**What you are asked to do:** Copy the lines holding the word "Démarre", all of them.

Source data
-- Begin --
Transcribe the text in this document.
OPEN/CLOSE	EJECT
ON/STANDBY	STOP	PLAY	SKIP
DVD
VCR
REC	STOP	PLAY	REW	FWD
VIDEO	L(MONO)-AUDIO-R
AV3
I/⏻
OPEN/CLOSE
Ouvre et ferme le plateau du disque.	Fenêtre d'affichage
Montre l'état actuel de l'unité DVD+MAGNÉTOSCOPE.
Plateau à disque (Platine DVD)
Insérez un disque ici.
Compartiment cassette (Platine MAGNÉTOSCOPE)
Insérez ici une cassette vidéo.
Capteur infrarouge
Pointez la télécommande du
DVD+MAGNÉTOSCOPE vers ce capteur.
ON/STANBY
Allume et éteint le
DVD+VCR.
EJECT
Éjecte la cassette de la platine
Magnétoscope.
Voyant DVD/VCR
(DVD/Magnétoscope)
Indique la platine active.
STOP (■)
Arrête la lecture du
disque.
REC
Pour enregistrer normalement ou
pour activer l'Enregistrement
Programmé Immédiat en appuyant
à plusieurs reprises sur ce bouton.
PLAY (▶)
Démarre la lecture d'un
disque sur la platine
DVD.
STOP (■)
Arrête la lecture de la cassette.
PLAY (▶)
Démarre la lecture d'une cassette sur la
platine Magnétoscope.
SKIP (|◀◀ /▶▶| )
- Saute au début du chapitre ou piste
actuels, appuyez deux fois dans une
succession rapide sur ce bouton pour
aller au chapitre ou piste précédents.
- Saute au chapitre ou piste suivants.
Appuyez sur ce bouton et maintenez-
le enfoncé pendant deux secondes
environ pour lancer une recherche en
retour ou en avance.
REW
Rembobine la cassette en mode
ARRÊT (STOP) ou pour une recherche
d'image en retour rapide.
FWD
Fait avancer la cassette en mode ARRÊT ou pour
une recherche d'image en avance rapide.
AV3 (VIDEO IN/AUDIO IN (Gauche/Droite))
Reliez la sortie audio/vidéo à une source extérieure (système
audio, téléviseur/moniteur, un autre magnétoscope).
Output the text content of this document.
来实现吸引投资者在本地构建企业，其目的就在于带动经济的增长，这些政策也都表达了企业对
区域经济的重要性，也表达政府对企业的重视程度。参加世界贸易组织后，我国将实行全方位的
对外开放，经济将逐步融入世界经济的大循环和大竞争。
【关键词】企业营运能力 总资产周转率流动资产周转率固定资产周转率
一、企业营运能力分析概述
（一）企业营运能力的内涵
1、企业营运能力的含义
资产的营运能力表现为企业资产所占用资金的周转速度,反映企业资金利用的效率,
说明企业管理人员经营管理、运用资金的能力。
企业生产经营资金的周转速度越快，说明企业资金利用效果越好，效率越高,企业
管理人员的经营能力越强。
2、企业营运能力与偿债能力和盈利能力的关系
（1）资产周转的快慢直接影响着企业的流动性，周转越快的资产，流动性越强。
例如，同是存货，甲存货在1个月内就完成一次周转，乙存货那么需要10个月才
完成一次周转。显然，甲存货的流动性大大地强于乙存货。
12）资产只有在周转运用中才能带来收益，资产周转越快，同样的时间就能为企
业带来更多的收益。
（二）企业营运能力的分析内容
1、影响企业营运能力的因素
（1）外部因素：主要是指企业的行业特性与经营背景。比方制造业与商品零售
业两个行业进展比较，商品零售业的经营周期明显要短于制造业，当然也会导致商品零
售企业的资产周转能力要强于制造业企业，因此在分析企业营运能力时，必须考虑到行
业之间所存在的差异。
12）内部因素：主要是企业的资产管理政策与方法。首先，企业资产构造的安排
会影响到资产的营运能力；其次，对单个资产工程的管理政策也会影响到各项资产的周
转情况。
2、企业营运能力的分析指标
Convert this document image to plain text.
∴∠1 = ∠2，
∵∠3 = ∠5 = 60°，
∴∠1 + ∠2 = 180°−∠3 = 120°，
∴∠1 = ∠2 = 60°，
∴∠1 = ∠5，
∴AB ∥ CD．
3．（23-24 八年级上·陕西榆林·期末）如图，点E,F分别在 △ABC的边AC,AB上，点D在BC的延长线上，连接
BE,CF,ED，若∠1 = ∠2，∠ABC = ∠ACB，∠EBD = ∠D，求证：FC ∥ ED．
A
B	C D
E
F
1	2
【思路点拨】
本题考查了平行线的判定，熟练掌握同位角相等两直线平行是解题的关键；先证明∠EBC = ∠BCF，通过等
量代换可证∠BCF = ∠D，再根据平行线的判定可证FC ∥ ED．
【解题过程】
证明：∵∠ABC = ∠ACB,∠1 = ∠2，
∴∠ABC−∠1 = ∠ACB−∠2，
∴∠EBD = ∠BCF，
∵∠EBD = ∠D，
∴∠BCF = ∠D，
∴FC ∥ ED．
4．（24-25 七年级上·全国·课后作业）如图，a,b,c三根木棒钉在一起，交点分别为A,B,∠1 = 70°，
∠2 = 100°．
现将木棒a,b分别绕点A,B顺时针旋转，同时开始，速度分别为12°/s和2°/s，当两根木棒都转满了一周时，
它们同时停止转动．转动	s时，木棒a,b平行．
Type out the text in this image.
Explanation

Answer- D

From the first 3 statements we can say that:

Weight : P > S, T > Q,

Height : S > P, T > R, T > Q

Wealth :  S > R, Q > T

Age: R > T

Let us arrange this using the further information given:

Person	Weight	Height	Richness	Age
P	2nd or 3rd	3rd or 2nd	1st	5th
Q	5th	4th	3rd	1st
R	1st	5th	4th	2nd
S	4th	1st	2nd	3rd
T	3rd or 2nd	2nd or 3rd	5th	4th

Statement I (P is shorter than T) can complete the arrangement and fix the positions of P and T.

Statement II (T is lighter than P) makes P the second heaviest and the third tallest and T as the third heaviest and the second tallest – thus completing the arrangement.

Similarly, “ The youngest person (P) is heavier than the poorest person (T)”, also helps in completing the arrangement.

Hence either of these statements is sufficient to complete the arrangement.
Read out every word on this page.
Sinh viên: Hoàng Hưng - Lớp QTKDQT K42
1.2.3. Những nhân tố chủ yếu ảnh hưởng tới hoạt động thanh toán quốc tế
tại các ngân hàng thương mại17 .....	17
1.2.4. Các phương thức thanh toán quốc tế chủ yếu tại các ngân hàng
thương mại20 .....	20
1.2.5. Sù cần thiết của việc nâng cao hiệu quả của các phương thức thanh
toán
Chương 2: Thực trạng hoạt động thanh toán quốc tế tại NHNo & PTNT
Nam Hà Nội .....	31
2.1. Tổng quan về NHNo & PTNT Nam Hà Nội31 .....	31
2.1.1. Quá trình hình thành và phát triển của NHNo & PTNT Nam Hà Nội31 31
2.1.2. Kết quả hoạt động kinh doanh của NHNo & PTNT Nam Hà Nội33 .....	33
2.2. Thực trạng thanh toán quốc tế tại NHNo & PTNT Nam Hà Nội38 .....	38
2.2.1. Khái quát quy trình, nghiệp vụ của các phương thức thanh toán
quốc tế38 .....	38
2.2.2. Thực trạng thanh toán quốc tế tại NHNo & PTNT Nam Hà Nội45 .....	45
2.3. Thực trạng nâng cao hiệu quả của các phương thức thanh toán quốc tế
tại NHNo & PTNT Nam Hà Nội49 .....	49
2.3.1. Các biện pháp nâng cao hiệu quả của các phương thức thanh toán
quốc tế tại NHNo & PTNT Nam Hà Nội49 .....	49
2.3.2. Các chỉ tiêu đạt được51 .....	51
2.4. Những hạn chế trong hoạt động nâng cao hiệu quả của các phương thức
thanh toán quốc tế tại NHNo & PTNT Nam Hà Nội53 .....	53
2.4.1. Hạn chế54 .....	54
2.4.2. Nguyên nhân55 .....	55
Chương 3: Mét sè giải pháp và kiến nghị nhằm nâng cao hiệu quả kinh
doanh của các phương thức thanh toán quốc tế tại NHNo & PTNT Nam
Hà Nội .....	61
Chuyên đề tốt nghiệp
-- End --
**Correct output:**
Démarre la lecture d'un
Démarre la lecture d'une cassette sur la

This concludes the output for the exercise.